> [Short exercise]:
Pull out each line of the records that contains the word "Matters".

> [Stored records]:
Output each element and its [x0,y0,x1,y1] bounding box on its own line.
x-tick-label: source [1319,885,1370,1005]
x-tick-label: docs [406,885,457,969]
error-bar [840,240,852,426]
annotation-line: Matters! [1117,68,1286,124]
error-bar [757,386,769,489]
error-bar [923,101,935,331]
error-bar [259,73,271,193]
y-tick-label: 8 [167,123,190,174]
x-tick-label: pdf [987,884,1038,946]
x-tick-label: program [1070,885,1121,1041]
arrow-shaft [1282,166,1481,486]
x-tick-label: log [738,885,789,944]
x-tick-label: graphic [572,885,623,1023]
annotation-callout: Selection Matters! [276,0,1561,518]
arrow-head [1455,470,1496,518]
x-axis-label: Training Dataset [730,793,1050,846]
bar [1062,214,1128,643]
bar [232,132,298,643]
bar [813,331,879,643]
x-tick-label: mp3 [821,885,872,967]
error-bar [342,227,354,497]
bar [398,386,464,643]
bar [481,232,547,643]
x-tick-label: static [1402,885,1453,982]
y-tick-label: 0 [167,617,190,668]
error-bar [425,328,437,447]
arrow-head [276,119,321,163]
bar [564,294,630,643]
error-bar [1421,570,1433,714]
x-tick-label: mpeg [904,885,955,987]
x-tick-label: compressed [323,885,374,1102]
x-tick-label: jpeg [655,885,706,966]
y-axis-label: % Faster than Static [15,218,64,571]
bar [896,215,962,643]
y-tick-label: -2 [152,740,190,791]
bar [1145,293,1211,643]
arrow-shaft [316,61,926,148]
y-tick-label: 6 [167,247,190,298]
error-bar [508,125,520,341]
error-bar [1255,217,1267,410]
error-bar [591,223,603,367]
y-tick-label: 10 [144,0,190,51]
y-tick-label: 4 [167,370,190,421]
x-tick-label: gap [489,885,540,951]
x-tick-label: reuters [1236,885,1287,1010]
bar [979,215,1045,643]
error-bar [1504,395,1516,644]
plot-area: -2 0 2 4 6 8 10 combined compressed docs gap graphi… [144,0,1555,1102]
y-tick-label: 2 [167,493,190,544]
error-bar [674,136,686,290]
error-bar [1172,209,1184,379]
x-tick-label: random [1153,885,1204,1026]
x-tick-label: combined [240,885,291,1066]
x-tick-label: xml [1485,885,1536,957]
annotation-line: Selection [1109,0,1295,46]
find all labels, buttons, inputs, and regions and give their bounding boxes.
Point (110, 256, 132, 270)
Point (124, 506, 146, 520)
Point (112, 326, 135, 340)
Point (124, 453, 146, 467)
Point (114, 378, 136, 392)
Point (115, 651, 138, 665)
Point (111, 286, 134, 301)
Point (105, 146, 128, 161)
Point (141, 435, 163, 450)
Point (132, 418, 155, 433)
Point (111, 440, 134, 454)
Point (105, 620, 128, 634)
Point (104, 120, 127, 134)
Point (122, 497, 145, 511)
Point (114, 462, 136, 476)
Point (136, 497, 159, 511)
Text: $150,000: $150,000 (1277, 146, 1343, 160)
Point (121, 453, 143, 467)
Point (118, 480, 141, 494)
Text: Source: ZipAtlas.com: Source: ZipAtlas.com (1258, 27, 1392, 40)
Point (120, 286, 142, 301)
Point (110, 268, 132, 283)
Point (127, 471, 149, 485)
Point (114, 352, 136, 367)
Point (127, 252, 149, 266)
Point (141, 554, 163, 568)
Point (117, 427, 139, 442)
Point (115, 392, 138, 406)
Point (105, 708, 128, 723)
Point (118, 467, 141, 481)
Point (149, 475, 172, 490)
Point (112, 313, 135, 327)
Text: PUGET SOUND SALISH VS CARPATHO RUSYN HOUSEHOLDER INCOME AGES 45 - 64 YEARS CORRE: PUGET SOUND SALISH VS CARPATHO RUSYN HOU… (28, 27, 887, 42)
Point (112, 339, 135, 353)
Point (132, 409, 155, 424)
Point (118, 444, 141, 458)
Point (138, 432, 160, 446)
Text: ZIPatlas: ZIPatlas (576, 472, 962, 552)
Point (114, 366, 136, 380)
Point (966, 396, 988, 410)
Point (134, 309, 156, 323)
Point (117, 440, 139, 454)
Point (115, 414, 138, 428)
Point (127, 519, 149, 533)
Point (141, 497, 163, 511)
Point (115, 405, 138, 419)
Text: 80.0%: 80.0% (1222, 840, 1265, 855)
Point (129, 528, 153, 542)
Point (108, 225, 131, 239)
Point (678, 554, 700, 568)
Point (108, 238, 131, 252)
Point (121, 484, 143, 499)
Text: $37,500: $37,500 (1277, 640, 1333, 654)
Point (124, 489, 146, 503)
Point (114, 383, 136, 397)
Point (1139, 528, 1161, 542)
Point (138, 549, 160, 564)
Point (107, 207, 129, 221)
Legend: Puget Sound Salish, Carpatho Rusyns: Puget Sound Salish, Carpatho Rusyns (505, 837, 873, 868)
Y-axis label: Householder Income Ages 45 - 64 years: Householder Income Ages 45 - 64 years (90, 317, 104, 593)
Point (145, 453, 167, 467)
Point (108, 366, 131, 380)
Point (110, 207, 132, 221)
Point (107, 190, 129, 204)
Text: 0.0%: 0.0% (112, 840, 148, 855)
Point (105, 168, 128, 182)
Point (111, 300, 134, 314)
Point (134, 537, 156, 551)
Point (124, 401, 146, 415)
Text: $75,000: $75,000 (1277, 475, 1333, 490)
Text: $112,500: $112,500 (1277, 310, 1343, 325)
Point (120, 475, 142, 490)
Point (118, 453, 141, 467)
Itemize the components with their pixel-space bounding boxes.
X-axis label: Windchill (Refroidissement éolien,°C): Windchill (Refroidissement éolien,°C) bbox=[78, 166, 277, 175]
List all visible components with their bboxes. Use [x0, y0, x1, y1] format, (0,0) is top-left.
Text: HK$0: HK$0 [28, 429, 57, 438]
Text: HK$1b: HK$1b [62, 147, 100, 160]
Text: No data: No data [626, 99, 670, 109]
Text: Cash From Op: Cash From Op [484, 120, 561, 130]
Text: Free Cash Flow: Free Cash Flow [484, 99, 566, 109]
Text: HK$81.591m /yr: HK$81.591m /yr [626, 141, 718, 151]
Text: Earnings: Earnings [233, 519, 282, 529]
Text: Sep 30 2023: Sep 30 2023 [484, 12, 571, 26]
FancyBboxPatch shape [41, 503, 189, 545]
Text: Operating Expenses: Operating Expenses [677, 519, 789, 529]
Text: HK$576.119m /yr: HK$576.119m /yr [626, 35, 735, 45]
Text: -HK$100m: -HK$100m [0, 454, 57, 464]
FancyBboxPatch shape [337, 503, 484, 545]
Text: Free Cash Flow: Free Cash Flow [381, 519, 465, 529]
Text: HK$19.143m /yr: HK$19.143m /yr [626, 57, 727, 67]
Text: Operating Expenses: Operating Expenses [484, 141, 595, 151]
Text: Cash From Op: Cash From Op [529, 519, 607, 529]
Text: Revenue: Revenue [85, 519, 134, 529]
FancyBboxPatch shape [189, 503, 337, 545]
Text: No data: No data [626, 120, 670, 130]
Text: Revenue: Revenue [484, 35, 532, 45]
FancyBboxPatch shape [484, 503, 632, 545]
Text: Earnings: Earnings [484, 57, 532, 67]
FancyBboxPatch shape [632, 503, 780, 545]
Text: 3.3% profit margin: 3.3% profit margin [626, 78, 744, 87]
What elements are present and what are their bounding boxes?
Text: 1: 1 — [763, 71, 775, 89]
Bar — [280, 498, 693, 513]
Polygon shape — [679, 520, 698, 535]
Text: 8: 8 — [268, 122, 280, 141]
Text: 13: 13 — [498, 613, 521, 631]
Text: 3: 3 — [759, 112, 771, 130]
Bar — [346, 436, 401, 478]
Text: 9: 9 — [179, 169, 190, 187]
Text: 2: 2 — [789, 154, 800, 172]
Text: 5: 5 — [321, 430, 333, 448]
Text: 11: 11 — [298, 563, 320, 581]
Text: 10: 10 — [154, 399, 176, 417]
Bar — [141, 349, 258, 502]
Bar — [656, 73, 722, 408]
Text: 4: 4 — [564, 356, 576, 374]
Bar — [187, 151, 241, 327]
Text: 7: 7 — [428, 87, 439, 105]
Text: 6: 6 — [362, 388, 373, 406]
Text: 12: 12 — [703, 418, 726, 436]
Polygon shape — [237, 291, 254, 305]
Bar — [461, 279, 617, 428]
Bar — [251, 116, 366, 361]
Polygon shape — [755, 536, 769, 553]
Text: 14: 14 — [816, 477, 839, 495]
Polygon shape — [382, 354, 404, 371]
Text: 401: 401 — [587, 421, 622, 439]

> [Result]:
annotation-line: Matters! [1117,68,1286,124]
annotation-callout: Selection Matters! [276,0,1561,518]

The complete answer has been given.